#### Exercise brief
Keep the pictures out of the copy and print all the entries below exactly.

(Extracted data entries)
===============
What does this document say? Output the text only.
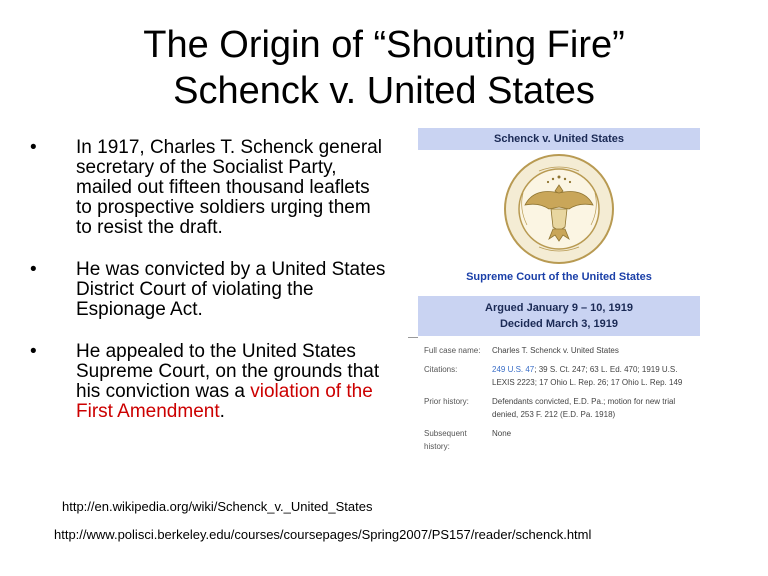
The Origin of “Shouting Fire”
Schenck v. United States
•	In 1917, Charles T. Schenck general secretary of the Socialist Party, mailed out fifteen thousand leaflets to prospective soldiers urging them to resist the draft.
•	He was convicted by a United States District Court of violating the Espionage Act.
•	He appealed to the United States Supreme Court, on the grounds that his conviction was a violation of the First Amendment.
Schenck v. United States
Supreme Court of the United States
Argued January 9 – 10, 1919
Decided March 3, 1919
Full case name:	Charles T. Schenck v. United States
Citations:	249 U.S. 47; 39 S. Ct. 247; 63 L. Ed. 470; 1919 U.S. LEXIS 2223; 17 Ohio L. Rep. 26; 17 Ohio L. Rep. 149
Prior history:	Defendants convicted, E.D. Pa.; motion for new trial denied, 253 F. 212 (E.D. Pa. 1918)
Subsequent history:
None
http://en.wikipedia.org/wiki/Schenck_v._United_States
http://www.polisci.berkeley.edu/courses/coursepages/Spring2007/PS157/reader/schenck.html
===============
#### The output
What does this document say? Output the text only.
The Origin of “Shouting Fire”
Schenck v. United States
•	In 1917, Charles T. Schenck general secretary of the Socialist Party, mailed out fifteen thousand leaflets to prospective soldiers urging them to resist the draft.
•	He was convicted by a United States District Court of violating the Espionage Act.
•	He appealed to the United States Supreme Court, on the grounds that his conviction was a violation of the First Amendment.
Schenck v. United States
Supreme Court of the United States
Argued January 9 – 10, 1919
Decided March 3, 1919
Full case name:	Charles T. Schenck v. United States
Citations:	249 U.S. 47; 39 S. Ct. 247; 63 L. Ed. 470; 1919 U.S. LEXIS 2223; 17 Ohio L. Rep. 26; 17 Ohio L. Rep. 149
Prior history:	Defendants convicted, E.D. Pa.; motion for new trial denied, 253 F. 212 (E.D. Pa. 1918)
Subsequent history:
None
http://en.wikipedia.org/wiki/Schenck_v._United_States
http://www.polisci.berkeley.edu/courses/coursepages/Spring2007/PS157/reader/schenck.html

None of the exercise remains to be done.